(Figure content listings)
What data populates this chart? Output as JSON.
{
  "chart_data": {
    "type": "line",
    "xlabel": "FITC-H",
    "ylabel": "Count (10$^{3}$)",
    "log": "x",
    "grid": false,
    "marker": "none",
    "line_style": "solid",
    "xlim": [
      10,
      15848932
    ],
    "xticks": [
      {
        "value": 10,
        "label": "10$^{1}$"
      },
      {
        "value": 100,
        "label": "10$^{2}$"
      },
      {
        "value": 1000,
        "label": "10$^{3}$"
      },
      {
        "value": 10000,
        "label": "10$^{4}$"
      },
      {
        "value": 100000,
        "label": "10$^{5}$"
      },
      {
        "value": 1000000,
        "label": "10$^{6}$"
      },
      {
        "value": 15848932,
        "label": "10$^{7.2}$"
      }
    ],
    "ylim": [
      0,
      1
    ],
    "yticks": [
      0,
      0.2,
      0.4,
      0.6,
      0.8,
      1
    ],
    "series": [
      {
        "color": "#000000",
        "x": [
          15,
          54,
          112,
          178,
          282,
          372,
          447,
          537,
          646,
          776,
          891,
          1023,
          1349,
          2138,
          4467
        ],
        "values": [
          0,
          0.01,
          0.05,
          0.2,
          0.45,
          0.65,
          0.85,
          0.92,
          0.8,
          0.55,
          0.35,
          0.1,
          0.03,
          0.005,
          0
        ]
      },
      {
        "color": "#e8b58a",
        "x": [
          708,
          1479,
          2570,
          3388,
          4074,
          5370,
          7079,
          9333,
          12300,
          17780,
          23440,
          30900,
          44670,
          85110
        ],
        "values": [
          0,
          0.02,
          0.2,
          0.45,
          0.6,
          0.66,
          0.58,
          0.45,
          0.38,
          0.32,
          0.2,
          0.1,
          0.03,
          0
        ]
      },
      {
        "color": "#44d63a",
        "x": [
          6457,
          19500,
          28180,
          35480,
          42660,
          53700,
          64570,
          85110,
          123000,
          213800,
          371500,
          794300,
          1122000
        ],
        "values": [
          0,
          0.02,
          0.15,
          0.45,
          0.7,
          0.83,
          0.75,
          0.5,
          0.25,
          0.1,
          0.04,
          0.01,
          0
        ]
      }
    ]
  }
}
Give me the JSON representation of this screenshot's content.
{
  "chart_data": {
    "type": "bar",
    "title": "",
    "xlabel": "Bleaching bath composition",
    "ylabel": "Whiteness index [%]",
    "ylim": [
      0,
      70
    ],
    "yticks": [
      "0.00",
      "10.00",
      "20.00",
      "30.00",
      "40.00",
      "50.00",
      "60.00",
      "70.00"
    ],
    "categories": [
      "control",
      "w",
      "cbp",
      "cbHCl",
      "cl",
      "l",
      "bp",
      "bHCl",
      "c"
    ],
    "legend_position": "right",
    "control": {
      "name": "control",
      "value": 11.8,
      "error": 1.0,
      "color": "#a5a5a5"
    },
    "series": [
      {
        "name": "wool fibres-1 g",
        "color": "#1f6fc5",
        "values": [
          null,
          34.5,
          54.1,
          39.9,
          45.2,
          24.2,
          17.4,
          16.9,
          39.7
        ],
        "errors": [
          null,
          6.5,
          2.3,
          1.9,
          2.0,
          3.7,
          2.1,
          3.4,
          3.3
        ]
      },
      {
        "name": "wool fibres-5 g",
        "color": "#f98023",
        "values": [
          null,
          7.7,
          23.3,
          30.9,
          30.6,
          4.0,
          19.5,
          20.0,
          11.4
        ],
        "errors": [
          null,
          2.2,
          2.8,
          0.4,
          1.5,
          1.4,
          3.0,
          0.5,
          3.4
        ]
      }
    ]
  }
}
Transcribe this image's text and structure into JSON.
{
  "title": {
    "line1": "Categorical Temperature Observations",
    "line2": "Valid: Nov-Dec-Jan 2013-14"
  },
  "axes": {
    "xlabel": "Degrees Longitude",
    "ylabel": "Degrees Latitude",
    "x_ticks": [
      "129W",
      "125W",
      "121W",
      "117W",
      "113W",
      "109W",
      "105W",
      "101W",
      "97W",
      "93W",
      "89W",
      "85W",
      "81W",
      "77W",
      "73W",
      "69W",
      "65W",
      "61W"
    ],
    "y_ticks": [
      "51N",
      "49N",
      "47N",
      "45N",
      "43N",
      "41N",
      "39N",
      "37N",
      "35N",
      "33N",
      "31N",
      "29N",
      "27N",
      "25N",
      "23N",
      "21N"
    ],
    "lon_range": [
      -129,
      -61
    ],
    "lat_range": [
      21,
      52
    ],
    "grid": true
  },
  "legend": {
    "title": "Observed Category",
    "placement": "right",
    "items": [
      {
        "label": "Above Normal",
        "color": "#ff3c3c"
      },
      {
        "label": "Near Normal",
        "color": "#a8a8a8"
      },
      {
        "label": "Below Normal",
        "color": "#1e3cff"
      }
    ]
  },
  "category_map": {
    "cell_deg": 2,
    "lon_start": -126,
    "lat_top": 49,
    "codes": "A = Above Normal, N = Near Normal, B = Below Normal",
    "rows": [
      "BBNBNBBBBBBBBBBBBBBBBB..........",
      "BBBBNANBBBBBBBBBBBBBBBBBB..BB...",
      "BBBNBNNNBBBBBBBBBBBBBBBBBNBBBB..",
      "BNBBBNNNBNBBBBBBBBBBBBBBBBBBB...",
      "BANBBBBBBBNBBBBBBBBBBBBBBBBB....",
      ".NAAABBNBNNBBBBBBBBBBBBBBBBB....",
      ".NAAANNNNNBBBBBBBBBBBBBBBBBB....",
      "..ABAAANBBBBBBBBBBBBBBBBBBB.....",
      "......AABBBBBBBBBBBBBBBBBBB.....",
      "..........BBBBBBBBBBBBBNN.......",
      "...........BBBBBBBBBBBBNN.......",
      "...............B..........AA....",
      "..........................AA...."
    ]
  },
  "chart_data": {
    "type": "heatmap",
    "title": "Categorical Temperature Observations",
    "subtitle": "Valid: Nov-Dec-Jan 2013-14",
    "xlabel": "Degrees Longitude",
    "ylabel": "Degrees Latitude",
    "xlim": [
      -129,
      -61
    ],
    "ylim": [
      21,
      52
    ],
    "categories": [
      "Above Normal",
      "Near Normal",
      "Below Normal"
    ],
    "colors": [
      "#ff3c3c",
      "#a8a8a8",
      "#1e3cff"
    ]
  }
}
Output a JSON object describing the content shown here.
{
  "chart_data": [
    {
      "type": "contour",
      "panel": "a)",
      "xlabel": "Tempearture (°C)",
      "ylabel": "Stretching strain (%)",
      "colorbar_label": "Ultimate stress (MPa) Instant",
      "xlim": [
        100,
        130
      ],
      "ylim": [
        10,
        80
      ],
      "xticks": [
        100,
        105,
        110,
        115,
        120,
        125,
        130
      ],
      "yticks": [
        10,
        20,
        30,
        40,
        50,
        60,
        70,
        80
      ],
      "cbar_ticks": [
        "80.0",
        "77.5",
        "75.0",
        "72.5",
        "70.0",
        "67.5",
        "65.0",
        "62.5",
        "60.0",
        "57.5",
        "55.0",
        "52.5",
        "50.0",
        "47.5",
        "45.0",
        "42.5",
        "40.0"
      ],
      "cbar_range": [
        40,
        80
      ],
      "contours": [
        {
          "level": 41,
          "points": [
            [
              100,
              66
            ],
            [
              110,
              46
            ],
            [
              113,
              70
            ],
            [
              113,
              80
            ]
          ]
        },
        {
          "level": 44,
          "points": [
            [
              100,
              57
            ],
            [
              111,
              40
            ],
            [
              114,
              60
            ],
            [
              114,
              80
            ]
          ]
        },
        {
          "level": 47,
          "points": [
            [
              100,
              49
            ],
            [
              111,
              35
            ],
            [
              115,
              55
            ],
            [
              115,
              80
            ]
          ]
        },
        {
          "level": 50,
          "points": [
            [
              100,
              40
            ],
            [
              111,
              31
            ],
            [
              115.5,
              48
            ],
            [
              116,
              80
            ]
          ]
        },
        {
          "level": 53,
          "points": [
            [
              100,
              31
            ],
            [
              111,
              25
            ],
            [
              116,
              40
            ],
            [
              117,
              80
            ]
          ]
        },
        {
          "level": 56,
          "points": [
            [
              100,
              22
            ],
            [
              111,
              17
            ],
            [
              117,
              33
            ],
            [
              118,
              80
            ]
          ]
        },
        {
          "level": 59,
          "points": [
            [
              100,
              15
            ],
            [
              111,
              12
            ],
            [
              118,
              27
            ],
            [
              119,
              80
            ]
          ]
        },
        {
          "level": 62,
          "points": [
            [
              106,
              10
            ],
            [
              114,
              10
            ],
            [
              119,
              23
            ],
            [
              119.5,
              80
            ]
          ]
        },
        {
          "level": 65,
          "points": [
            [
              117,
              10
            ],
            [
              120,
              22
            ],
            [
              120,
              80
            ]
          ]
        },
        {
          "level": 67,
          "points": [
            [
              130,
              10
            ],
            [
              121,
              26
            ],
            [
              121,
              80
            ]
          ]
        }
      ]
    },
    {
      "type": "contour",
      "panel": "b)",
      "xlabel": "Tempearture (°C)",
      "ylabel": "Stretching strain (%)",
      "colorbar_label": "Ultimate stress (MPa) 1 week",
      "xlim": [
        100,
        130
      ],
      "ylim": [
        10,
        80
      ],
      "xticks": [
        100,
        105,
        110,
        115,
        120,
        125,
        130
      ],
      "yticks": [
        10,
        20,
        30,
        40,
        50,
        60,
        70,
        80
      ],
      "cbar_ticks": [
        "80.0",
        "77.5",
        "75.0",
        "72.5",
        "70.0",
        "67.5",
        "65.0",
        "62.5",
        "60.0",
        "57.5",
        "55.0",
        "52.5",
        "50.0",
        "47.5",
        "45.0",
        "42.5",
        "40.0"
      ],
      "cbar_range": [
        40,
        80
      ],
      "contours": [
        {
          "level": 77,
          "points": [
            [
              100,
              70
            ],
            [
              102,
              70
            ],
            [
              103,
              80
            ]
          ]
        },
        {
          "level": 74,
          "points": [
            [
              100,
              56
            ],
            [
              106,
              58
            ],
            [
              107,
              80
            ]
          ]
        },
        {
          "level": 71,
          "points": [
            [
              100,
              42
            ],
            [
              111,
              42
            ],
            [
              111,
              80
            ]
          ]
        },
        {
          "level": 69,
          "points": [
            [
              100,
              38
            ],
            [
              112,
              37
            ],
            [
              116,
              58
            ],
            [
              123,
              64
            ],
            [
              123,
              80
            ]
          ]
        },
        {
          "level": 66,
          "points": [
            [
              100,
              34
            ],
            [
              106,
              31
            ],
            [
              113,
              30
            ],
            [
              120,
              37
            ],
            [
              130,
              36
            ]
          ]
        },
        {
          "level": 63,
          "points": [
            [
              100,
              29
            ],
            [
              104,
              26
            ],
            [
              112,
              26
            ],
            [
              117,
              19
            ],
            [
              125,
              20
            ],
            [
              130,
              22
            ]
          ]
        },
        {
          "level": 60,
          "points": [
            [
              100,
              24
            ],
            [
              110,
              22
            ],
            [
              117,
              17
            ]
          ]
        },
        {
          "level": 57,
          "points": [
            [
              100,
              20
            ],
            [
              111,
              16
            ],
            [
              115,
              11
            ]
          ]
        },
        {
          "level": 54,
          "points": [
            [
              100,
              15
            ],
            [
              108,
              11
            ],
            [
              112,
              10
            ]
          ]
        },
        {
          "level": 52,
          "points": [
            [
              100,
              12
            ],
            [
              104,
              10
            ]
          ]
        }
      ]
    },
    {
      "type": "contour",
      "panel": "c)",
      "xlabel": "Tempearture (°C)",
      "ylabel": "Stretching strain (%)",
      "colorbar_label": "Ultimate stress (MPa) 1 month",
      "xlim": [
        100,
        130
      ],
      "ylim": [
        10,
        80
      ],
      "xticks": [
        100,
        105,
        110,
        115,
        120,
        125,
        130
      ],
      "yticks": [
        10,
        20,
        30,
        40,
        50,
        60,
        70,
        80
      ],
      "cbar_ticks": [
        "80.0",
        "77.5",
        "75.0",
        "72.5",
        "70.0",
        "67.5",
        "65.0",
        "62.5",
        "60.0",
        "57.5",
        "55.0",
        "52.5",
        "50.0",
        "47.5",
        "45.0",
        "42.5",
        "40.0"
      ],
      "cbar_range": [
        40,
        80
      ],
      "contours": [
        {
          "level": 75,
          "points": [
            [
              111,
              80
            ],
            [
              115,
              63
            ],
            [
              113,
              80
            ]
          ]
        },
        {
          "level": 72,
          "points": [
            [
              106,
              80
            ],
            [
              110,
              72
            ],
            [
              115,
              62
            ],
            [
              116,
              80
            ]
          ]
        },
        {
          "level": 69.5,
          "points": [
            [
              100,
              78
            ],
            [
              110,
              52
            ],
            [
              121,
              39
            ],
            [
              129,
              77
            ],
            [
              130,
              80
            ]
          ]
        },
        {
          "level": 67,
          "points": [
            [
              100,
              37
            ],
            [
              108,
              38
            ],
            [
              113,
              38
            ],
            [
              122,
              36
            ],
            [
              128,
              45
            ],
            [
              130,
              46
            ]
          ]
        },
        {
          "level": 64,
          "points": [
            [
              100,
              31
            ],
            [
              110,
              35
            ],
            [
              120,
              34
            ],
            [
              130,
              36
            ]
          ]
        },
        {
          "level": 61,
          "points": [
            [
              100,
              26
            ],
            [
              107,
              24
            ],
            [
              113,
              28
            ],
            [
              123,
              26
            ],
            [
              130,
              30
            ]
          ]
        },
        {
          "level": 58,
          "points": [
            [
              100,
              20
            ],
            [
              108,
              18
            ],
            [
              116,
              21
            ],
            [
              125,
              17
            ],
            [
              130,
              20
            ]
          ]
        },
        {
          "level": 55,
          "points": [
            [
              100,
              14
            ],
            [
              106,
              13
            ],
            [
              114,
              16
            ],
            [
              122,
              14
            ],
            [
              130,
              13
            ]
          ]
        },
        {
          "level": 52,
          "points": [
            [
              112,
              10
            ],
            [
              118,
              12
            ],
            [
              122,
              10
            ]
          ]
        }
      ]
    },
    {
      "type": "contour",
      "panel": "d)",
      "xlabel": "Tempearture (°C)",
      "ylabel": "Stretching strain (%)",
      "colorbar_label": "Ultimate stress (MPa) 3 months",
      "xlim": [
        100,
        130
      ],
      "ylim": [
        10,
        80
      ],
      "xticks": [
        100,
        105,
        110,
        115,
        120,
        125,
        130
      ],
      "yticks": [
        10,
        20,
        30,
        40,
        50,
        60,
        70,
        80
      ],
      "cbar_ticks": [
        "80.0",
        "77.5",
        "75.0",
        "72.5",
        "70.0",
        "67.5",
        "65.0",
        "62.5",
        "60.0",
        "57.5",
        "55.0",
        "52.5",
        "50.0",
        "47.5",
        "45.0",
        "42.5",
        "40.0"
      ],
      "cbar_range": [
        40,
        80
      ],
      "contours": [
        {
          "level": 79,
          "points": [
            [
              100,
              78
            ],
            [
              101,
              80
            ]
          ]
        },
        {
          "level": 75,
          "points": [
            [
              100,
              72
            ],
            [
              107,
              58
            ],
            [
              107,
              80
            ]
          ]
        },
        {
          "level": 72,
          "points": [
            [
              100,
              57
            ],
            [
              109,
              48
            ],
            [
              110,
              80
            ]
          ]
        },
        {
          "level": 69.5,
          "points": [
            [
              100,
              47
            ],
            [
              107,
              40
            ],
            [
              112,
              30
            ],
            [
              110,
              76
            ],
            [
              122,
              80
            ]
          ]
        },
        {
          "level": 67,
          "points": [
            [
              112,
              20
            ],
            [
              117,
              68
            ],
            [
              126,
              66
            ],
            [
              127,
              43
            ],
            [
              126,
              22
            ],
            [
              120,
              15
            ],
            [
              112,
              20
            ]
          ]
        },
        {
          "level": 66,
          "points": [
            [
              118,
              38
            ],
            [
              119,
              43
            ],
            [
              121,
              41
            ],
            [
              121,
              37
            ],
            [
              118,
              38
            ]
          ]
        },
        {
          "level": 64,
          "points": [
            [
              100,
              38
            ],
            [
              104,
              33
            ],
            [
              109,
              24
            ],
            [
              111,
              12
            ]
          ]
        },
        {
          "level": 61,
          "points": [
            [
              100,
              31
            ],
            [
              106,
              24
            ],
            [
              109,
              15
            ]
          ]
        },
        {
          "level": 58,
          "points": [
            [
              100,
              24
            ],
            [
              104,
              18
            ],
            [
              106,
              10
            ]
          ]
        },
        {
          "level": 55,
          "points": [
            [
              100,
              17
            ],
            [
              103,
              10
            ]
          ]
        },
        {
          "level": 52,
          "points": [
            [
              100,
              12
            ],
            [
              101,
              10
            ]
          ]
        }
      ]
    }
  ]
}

• [Aim] Copy every line from the entries that contains the word "stress".

• [Answer to the exercise]
      "colorbar_label": "Ultimate stress (MPa) Instant",
      "colorbar_label": "Ultimate stress (MPa) 1 week",
      "colorbar_label": "Ultimate stress (MPa) 1 month",
      "colorbar_label": "Ultimate stress (MPa) 3 months",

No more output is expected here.